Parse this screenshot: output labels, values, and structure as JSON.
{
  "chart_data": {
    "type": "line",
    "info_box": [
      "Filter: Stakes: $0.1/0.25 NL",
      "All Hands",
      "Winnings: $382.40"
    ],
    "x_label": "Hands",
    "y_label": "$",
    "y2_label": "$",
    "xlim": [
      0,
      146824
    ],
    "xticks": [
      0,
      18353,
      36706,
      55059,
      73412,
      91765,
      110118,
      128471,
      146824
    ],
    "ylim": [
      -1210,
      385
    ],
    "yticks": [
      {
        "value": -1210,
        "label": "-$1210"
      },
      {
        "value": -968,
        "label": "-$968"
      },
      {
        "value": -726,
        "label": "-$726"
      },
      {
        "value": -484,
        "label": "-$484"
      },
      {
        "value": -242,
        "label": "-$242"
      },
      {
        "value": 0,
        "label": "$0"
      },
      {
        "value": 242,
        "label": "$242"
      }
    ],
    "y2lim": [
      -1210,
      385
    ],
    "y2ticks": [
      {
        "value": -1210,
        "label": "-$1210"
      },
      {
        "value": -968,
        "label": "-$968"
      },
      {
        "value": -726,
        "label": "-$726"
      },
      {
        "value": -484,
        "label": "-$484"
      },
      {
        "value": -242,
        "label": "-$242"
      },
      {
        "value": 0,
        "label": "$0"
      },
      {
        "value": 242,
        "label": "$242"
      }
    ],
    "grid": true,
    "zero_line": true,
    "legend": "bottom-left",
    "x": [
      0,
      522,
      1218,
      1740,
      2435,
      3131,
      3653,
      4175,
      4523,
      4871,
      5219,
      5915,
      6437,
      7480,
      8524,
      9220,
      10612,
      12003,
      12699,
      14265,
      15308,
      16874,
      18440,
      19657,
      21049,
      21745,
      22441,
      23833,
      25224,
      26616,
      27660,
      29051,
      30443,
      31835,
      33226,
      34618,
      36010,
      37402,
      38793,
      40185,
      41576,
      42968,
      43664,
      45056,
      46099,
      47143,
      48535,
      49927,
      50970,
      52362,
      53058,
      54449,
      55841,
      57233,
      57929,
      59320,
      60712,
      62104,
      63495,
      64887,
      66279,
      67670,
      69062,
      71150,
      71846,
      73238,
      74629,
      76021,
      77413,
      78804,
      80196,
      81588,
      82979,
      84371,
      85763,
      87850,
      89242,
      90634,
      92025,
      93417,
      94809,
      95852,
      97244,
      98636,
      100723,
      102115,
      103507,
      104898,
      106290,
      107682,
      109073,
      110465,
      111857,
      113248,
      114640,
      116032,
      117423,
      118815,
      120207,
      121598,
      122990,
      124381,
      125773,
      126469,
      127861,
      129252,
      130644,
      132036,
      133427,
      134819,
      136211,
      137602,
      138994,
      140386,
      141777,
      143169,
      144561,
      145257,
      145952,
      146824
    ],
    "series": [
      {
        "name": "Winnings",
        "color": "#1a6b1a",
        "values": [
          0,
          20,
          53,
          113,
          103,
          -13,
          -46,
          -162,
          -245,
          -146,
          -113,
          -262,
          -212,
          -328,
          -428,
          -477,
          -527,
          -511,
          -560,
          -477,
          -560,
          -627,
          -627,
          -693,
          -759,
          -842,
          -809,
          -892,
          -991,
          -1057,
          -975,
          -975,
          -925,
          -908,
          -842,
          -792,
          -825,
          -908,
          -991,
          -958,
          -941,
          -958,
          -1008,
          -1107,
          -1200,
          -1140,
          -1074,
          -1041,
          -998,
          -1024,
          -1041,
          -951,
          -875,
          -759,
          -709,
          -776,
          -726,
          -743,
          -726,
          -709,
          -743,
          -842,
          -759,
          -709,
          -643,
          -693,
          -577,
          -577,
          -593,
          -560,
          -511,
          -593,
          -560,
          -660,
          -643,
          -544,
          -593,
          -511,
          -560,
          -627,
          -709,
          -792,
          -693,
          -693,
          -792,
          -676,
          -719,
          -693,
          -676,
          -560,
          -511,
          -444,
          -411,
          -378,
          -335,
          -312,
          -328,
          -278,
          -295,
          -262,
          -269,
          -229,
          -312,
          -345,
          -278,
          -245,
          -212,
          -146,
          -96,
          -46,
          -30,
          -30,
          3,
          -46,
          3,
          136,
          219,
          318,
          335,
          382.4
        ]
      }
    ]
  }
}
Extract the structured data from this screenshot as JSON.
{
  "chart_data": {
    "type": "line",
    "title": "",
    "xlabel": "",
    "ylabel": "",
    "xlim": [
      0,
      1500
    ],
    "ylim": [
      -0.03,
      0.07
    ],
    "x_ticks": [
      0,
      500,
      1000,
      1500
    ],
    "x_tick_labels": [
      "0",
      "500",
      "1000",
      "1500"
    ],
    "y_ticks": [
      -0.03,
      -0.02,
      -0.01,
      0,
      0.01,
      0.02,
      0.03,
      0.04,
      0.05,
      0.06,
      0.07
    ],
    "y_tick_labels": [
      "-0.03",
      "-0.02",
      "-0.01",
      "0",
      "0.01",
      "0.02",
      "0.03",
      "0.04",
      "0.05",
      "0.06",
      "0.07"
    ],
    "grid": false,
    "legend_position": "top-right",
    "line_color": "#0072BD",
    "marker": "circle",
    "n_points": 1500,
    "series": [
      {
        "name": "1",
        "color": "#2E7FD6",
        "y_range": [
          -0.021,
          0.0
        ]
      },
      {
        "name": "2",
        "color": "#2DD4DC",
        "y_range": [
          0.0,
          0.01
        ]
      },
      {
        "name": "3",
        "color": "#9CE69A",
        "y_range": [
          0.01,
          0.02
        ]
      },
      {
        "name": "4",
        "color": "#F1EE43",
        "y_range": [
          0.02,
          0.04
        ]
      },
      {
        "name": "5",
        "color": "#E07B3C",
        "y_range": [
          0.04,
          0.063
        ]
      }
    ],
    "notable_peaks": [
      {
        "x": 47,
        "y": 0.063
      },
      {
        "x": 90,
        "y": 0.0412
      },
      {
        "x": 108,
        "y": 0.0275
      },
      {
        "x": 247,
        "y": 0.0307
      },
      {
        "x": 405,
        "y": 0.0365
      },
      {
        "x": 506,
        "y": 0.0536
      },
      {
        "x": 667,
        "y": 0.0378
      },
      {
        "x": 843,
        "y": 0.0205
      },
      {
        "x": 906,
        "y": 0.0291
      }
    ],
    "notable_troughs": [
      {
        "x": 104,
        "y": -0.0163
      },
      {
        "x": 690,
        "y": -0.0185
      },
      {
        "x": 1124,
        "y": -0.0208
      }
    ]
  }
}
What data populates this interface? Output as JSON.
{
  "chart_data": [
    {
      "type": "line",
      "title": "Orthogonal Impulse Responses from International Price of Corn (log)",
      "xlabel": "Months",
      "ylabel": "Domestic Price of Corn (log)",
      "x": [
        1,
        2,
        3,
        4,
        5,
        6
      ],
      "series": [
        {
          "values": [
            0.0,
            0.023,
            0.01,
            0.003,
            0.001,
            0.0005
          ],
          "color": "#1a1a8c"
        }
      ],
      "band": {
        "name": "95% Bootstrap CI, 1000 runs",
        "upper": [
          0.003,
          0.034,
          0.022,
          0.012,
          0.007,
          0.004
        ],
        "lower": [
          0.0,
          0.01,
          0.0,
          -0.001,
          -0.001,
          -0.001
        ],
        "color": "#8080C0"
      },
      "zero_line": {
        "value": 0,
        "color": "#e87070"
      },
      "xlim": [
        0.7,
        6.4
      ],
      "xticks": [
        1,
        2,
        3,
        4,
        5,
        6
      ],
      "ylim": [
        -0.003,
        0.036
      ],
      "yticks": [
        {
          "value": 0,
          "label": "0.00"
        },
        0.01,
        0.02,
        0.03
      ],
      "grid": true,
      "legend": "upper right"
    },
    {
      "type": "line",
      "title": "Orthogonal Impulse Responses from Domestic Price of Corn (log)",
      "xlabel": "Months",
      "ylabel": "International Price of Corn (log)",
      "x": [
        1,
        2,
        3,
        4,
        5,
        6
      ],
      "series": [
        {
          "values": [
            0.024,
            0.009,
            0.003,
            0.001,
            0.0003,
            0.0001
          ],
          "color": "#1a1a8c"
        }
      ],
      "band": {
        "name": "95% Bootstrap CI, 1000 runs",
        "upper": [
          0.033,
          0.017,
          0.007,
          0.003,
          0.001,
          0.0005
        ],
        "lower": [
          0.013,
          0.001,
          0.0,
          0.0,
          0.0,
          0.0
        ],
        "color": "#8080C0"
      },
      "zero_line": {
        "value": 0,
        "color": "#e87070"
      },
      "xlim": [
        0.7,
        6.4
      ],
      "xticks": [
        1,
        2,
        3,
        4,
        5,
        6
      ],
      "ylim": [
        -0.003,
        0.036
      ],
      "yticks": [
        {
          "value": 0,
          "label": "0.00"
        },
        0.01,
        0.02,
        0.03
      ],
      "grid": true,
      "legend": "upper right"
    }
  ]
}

• JOB
Say how many lines in the records above hold "Orthogonal", and give no other text.

• TASK ANSWER
2